▸ Short problem: Tally how many lines hold the string "JSON". Your reply should be that number alone.

[Extracted records]
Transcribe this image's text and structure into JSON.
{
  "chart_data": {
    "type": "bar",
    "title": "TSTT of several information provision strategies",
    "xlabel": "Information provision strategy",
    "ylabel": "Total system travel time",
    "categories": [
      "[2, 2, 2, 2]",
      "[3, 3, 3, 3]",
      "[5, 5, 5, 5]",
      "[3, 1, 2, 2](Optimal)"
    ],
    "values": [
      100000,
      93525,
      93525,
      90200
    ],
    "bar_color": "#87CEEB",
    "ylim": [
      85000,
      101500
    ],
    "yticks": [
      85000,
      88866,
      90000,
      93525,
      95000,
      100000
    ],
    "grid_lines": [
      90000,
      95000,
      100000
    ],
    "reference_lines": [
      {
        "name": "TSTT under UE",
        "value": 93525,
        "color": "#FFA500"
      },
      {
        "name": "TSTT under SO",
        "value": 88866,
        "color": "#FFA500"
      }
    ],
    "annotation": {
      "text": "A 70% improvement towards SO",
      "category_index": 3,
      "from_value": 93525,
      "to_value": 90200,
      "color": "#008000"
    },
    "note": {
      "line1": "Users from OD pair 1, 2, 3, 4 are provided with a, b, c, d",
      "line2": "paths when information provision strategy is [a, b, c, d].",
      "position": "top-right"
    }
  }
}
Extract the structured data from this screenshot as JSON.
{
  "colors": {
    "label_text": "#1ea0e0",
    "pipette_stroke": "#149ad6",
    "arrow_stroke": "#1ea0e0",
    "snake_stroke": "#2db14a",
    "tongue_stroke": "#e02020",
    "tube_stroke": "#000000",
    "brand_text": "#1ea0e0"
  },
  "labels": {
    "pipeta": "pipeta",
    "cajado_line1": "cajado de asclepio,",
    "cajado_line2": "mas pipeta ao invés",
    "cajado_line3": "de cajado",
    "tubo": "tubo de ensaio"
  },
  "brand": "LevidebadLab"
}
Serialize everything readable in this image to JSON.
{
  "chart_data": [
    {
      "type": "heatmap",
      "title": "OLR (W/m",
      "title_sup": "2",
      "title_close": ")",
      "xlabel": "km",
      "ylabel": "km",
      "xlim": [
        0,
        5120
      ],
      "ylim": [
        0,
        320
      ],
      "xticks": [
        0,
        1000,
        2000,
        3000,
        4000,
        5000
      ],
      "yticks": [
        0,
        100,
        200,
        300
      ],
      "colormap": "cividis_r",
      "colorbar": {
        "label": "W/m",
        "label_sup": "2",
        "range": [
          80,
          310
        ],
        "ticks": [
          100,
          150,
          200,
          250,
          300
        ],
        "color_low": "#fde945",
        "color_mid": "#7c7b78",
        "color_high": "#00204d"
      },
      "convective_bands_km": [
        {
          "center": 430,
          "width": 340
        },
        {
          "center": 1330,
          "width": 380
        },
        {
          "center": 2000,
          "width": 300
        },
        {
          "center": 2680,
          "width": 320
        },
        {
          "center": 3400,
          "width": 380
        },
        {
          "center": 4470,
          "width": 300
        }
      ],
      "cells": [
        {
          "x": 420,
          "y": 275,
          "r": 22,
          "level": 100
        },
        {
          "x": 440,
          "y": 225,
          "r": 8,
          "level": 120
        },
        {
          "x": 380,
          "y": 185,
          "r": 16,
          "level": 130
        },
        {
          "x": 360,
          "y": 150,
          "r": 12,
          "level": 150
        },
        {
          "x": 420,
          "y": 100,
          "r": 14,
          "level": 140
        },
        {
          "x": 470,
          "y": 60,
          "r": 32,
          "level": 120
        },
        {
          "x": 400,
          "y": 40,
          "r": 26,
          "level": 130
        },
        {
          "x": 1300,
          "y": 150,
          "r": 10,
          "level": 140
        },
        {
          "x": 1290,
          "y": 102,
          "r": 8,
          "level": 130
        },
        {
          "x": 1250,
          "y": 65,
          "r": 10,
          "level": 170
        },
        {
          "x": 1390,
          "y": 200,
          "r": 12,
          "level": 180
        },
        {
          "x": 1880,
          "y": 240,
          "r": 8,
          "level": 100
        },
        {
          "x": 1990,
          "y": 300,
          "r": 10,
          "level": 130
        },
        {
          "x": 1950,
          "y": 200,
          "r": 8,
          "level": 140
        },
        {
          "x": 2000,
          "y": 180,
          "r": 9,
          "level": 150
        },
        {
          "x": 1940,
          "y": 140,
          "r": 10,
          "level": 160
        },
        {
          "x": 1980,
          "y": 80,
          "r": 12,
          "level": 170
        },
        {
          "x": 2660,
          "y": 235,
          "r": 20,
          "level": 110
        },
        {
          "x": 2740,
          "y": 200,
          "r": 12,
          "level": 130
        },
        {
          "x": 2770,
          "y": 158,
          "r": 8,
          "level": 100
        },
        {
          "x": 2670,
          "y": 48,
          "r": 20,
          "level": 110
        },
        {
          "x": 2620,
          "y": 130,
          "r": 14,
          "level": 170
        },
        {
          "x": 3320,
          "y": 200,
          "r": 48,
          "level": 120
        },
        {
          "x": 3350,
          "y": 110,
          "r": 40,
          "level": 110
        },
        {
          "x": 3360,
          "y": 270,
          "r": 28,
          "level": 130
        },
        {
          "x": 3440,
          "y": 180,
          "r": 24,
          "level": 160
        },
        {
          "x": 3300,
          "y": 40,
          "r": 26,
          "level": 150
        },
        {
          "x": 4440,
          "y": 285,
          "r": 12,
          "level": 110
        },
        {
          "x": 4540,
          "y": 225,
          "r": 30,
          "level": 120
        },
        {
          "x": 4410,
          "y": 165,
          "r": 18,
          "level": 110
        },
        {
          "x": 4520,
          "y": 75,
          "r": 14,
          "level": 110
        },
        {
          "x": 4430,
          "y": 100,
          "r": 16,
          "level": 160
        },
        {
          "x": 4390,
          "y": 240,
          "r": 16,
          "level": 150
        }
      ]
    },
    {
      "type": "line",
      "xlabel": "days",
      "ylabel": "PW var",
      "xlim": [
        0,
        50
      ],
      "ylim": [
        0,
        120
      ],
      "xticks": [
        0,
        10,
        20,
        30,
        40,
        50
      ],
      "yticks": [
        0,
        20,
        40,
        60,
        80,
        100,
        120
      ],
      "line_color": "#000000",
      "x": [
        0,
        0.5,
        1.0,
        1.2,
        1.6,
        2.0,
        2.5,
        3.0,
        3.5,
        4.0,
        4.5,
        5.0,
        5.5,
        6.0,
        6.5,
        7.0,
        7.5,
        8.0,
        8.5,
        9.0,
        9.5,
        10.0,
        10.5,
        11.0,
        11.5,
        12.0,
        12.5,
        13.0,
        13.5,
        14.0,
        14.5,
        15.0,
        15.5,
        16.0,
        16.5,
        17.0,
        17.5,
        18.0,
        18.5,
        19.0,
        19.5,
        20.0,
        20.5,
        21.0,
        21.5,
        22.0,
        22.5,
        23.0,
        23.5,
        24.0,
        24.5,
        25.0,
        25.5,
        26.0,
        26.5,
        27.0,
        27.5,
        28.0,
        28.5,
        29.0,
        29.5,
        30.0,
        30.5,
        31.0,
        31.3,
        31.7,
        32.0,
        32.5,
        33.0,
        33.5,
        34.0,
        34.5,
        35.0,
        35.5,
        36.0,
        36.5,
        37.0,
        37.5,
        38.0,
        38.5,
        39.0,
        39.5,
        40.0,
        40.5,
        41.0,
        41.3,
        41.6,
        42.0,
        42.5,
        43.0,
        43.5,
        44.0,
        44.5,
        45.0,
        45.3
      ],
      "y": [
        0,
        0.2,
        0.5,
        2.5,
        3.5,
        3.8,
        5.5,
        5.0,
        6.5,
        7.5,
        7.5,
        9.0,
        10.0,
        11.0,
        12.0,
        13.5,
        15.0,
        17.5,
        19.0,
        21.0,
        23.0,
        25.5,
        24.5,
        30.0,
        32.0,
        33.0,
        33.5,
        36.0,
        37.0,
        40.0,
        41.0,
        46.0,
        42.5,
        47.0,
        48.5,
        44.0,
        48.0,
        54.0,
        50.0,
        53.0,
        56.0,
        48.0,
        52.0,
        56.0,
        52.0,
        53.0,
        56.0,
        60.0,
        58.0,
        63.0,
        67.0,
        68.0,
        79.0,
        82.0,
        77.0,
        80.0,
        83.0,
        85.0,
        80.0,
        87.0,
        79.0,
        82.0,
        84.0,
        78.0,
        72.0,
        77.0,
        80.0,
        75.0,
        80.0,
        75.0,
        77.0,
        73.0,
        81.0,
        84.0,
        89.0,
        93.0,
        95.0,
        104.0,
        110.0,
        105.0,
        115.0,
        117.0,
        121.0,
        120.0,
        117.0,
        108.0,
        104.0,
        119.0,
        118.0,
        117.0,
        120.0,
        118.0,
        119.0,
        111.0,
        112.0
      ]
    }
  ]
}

▸ Right answer: 3